* Required work
Of all the lines in the material, how many include the word "label"? Give only the number.

* Records for the exercise
· · ·
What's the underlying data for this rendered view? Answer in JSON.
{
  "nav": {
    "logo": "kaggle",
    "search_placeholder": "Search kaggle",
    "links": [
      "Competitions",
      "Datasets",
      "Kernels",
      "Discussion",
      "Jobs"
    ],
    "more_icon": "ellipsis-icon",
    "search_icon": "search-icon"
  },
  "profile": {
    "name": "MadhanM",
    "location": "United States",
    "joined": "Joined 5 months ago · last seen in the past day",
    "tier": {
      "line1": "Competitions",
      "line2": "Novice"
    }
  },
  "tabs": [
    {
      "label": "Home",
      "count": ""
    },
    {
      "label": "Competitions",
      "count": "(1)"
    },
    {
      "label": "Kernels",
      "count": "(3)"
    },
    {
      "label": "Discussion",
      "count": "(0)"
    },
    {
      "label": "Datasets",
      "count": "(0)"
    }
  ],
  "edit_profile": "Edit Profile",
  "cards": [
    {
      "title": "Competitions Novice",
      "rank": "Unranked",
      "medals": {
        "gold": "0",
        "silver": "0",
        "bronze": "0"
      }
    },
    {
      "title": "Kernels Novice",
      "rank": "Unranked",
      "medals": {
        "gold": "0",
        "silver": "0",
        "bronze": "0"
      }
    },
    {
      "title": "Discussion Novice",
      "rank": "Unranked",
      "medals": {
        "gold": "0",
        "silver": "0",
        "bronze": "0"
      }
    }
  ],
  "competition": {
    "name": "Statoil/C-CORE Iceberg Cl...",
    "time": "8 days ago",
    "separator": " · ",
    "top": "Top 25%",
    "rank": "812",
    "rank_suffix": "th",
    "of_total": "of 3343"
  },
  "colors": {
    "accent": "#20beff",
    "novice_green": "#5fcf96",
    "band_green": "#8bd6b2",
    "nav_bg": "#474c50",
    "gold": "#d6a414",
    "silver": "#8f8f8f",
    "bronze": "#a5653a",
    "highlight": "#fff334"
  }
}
· · ·
* Exercise solution
5